▶ _What you are asked to do_: Each entry has to be copied exactly, with nothing missed.

Figure record extracts:

↓↓↓

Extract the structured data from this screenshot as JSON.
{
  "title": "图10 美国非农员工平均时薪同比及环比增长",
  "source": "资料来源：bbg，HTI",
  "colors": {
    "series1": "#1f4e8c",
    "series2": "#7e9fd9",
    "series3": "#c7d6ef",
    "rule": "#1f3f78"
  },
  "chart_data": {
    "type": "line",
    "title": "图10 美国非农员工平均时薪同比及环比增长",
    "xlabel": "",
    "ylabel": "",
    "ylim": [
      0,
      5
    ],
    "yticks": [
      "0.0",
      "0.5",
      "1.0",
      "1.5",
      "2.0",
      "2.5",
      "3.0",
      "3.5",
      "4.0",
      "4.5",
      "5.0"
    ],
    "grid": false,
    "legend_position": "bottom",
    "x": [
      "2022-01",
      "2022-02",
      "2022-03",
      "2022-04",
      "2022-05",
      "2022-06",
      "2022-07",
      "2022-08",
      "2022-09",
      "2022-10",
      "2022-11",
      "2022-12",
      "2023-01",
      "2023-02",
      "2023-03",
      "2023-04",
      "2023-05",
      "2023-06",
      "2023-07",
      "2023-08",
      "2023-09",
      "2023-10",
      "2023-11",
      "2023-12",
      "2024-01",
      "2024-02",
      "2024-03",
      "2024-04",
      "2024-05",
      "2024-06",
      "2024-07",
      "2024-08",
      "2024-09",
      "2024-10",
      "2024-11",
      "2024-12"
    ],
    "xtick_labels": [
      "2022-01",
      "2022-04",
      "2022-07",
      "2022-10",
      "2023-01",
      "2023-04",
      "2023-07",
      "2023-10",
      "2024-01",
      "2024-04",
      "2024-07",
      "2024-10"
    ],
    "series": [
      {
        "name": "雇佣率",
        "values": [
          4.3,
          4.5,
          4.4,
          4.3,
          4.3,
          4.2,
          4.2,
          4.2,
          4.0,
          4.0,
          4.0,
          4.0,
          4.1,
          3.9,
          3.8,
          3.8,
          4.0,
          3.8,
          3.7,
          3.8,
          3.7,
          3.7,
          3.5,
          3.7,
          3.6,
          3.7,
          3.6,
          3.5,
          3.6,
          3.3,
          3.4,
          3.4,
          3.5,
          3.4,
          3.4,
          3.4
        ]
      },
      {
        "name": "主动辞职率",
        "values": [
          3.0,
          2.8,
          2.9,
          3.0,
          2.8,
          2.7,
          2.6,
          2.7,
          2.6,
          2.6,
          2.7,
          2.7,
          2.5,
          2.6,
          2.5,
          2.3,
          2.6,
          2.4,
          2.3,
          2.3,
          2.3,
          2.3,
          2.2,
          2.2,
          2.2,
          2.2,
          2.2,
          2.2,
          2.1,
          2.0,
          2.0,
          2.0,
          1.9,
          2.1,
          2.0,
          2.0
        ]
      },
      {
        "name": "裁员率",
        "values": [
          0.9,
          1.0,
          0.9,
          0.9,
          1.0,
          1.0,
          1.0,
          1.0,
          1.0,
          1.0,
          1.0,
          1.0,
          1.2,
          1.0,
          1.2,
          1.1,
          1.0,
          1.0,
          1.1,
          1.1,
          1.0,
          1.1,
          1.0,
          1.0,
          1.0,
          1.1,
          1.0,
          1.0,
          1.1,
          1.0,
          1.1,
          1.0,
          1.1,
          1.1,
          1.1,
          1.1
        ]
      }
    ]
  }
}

↑↑↑

▶ _Result of this task_:
Extract the structured data from this screenshot as JSON.
{
  "title": "图10 美国非农员工平均时薪同比及环比增长",
  "source": "资料来源：bbg，HTI",
  "colors": {
    "series1": "#1f4e8c",
    "series2": "#7e9fd9",
    "series3": "#c7d6ef",
    "rule": "#1f3f78"
  },
  "chart_data": {
    "type": "line",
    "title": "图10 美国非农员工平均时薪同比及环比增长",
    "xlabel": "",
    "ylabel": "",
    "ylim": [
      0,
      5
    ],
    "yticks": [
      "0.0",
      "0.5",
      "1.0",
      "1.5",
      "2.0",
      "2.5",
      "3.0",
      "3.5",
      "4.0",
      "4.5",
      "5.0"
    ],
    "grid": false,
    "legend_position": "bottom",
    "x": [
      "2022-01",
      "2022-02",
      "2022-03",
      "2022-04",
      "2022-05",
      "2022-06",
      "2022-07",
      "2022-08",
      "2022-09",
      "2022-10",
      "2022-11",
      "2022-12",
      "2023-01",
      "2023-02",
      "2023-03",
      "2023-04",
      "2023-05",
      "2023-06",
      "2023-07",
      "2023-08",
      "2023-09",
      "2023-10",
      "2023-11",
      "2023-12",
      "2024-01",
      "2024-02",
      "2024-03",
      "2024-04",
      "2024-05",
      "2024-06",
      "2024-07",
      "2024-08",
      "2024-09",
      "2024-10",
      "2024-11",
      "2024-12"
    ],
    "xtick_labels": [
      "2022-01",
      "2022-04",
      "2022-07",
      "2022-10",
      "2023-01",
      "2023-04",
      "2023-07",
      "2023-10",
      "2024-01",
      "2024-04",
      "2024-07",
      "2024-10"
    ],
    "series": [
      {
        "name": "雇佣率",
        "values": [
          4.3,
          4.5,
          4.4,
          4.3,
          4.3,
          4.2,
          4.2,
          4.2,
          4.0,
          4.0,
          4.0,
          4.0,
          4.1,
          3.9,
          3.8,
          3.8,
          4.0,
          3.8,
          3.7,
          3.8,
          3.7,
          3.7,
          3.5,
          3.7,
          3.6,
          3.7,
          3.6,
          3.5,
          3.6,
          3.3,
          3.4,
          3.4,
          3.5,
          3.4,
          3.4,
          3.4
        ]
      },
      {
        "name": "主动辞职率",
        "values": [
          3.0,
          2.8,
          2.9,
          3.0,
          2.8,
          2.7,
          2.6,
          2.7,
          2.6,
          2.6,
          2.7,
          2.7,
          2.5,
          2.6,
          2.5,
          2.3,
          2.6,
          2.4,
          2.3,
          2.3,
          2.3,
          2.3,
          2.2,
          2.2,
          2.2,
          2.2,
          2.2,
          2.2,
          2.1,
          2.0,
          2.0,
          2.0,
          1.9,
          2.1,
          2.0,
          2.0
        ]
      },
      {
        "name": "裁员率",
        "values": [
          0.9,
          1.0,
          0.9,
          0.9,
          1.0,
          1.0,
          1.0,
          1.0,
          1.0,
          1.0,
          1.0,
          1.0,
          1.2,
          1.0,
          1.2,
          1.1,
          1.0,
          1.0,
          1.1,
          1.1,
          1.0,
          1.1,
          1.0,
          1.0,
          1.0,
          1.1,
          1.0,
          1.0,
          1.1,
          1.0,
          1.1,
          1.0,
          1.1,
          1.1,
          1.1,
          1.1
        ]
      }
    ]
  }
}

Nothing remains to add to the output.